§ TASK GOAL: Write out the material exactly, leaving every picture behind.

§ DATA IN THIS EXERCISE:
--------------------------------------------------
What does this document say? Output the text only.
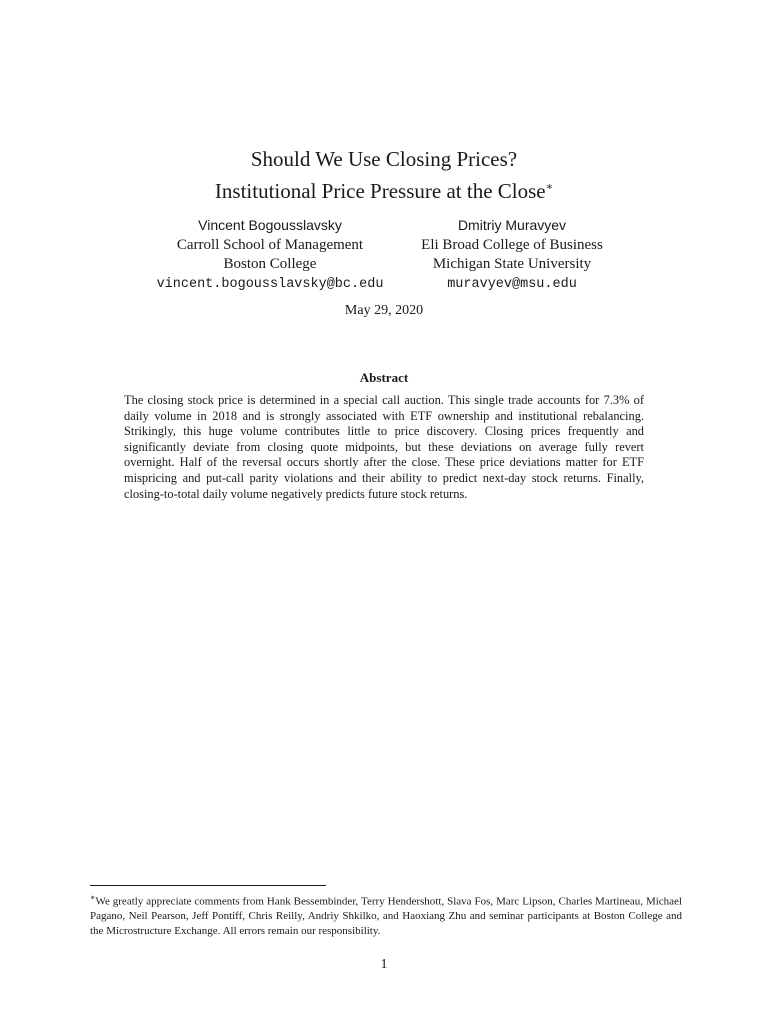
Should We Use Closing Prices?
Institutional Price Pressure at the Close∗
Vincent Bogousslavsky
Carroll School of Management
Boston College
vincent.bogousslavsky@bc.edu
Dmitriy Muravyev
Eli Broad College of Business
Michigan State University
muravyev@msu.edu
May 29, 2020
Abstract
The closing stock price is determined in a special call auction. This single trade accounts for 7.3% of daily volume in 2018 and is strongly associated with ETF ownership and institutional rebalancing. Strikingly, this huge volume contributes little to price discovery. Closing prices frequently and significantly deviate from closing quote midpoints, but these deviations on average fully revert overnight. Half of the reversal occurs shortly after the close. These price deviations matter for ETF mispricing and put-call parity violations and their ability to predict next-day stock returns. Finally, closing-to-total daily volume negatively predicts future stock returns.
∗We greatly appreciate comments from Hank Bessembinder, Terry Hendershott, Slava Fos, Marc Lipson, Charles Martineau, Michael Pagano, Neil Pearson, Jeff Pontiff, Chris Reilly, Andriy Shkilko, and Haoxiang Zhu and seminar participants at Boston College and the Microstructure Exchange. All errors remain our responsibility.
1
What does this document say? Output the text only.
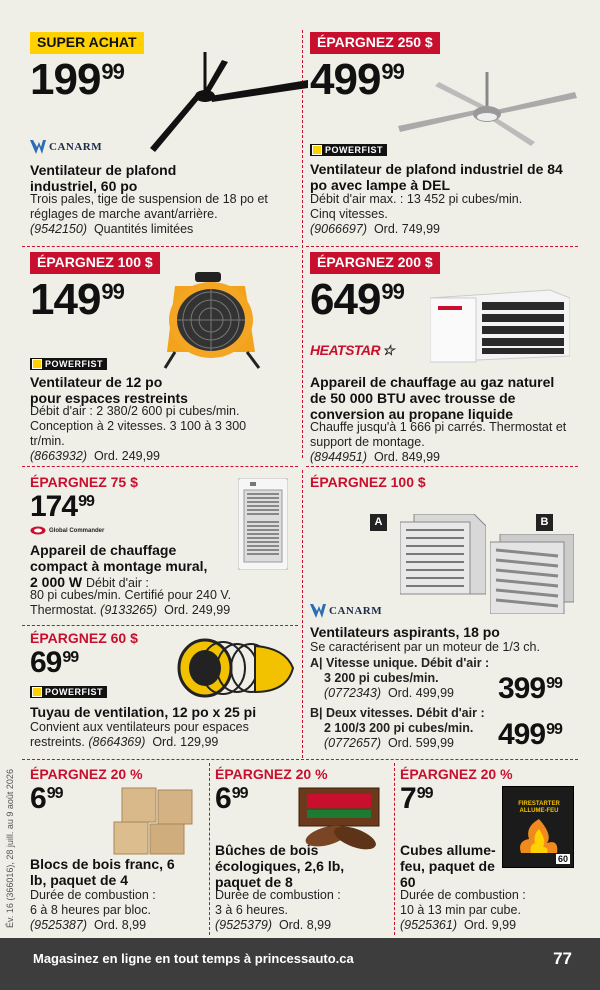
SUPER ACHAT
199 99
CANARM
Ventilateur de plafond industriel, 60 po
Trois pales, tige de suspension de 18 po et réglages de marche avant/arrière.
(9542150) Quantités limitées
ÉPARGNEZ 250 $
499 99
POWERFIST
Ventilateur de plafond industriel de 84 po avec lampe à DEL
Débit d'air max. : 13 452 pi cubes/min.
Cinq vitesses.
(9066697) Ord. 749,99
ÉPARGNEZ 100 $
149 99
POWERFIST
Ventilateur de 12 po pour espaces restreints
Débit d'air : 2 380/2 600 pi cubes/min. Conception à 2 vitesses. 3 100 à 3 300 tr/min.
(8663932) Ord. 249,99
ÉPARGNEZ 200 $
649 99
HEATSTAR ☆
Appareil de chauffage au gaz naturel de 50 000 BTU avec trousse de conversion au propane liquide
Chauffe jusqu'à 1 666 pi carrés. Thermostat et support de montage.
(8944951) Ord. 849,99
ÉPARGNEZ 75 $
174 99
Global Commander
Appareil de chauffage compact à montage mural,
2 000 W Débit d'air :
80 pi cubes/min. Certifié pour 240 V. Thermostat. (9133265) Ord. 249,99
ÉPARGNEZ 100 $
A	B
CANARM
Ventilateurs aspirants, 18 po
Se caractérisent par un moteur de 1/3 ch.
A| Vitesse unique. Débit d'air :
3 200 pi cubes/min.
(0772343) Ord. 499,99	399 99
B| Deux vitesses. Débit d'air :
2 100/3 200 pi cubes/min.
(0772657) Ord. 599,99	499 99
ÉPARGNEZ 60 $
69 99
POWERFIST
Tuyau de ventilation, 12 po x 25 pi
Convient aux ventilateurs pour espaces restreints. (8664369) Ord. 129,99
ÉPARGNEZ 20 %
6 99
Blocs de bois franc, 6 lb, paquet de 4
Durée de combustion :
6 à 8 heures par bloc.
(9525387) Ord. 8,99
ÉPARGNEZ 20 %
6 99
Bûches de bois écologiques, 2,6 lb, paquet de 8
Durée de combustion :
3 à 6 heures.
(9525379) Ord. 8,99
ÉPARGNEZ 20 %
7 99
FIRESTARTER ALLUME-FEU
60
Cubes allume-feu, paquet de 60
Durée de combustion :
10 à 13 min par cube.
(9525361) Ord. 9,99
Év. 16 (366016), 28 juill. au 9 août 2026
Magasinez en ligne en tout temps à princessauto.ca	77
--------------------------------------------------
§ TASK RESULT:
What does this document say? Output the text only.
Should We Use Closing Prices?
Institutional Price Pressure at the Close∗
Vincent Bogousslavsky
Carroll School of Management
Boston College
vincent.bogousslavsky@bc.edu
Dmitriy Muravyev
Eli Broad College of Business
Michigan State University
muravyev@msu.edu
May 29, 2020
Abstract
The closing stock price is determined in a special call auction. This single trade accounts for 7.3% of daily volume in 2018 and is strongly associated with ETF ownership and institutional rebalancing. Strikingly, this huge volume contributes little to price discovery. Closing prices frequently and significantly deviate from closing quote midpoints, but these deviations on average fully revert overnight. Half of the reversal occurs shortly after the close. These price deviations matter for ETF mispricing and put-call parity violations and their ability to predict next-day stock returns. Finally, closing-to-total daily volume negatively predicts future stock returns.
∗We greatly appreciate comments from Hank Bessembinder, Terry Hendershott, Slava Fos, Marc Lipson, Charles Martineau, Michael Pagano, Neil Pearson, Jeff Pontiff, Chris Reilly, Andriy Shkilko, and Haoxiang Zhu and seminar participants at Boston College and the Microstructure Exchange. All errors remain our responsibility.
1
What does this document say? Output the text only.
SUPER ACHAT
199 99
CANARM
Ventilateur de plafond industriel, 60 po
Trois pales, tige de suspension de 18 po et réglages de marche avant/arrière.
(9542150) Quantités limitées
ÉPARGNEZ 250 $
499 99
POWERFIST
Ventilateur de plafond industriel de 84 po avec lampe à DEL
Débit d'air max. : 13 452 pi cubes/min.
Cinq vitesses.
(9066697) Ord. 749,99
ÉPARGNEZ 100 $
149 99
POWERFIST
Ventilateur de 12 po pour espaces restreints
Débit d'air : 2 380/2 600 pi cubes/min. Conception à 2 vitesses. 3 100 à 3 300 tr/min.
(8663932) Ord. 249,99
ÉPARGNEZ 200 $
649 99
HEATSTAR ☆
Appareil de chauffage au gaz naturel de 50 000 BTU avec trousse de conversion au propane liquide
Chauffe jusqu'à 1 666 pi carrés. Thermostat et support de montage.
(8944951) Ord. 849,99
ÉPARGNEZ 75 $
174 99
Global Commander
Appareil de chauffage compact à montage mural,
2 000 W Débit d'air :
80 pi cubes/min. Certifié pour 240 V. Thermostat. (9133265) Ord. 249,99
ÉPARGNEZ 100 $
A	B
CANARM
Ventilateurs aspirants, 18 po
Se caractérisent par un moteur de 1/3 ch.
A| Vitesse unique. Débit d'air :
3 200 pi cubes/min.
(0772343) Ord. 499,99	399 99
B| Deux vitesses. Débit d'air :
2 100/3 200 pi cubes/min.
(0772657) Ord. 599,99	499 99
ÉPARGNEZ 60 $
69 99
POWERFIST
Tuyau de ventilation, 12 po x 25 pi
Convient aux ventilateurs pour espaces restreints. (8664369) Ord. 129,99
ÉPARGNEZ 20 %
6 99
Blocs de bois franc, 6 lb, paquet de 4
Durée de combustion :
6 à 8 heures par bloc.
(9525387) Ord. 8,99
ÉPARGNEZ 20 %
6 99
Bûches de bois écologiques, 2,6 lb, paquet de 8
Durée de combustion :
3 à 6 heures.
(9525379) Ord. 8,99
ÉPARGNEZ 20 %
7 99
FIRESTARTER ALLUME-FEU
60
Cubes allume-feu, paquet de 60
Durée de combustion :
10 à 13 min par cube.
(9525361) Ord. 9,99
Év. 16 (366016), 28 juill. au 9 août 2026
Magasinez en ligne en tout temps à princessauto.ca	77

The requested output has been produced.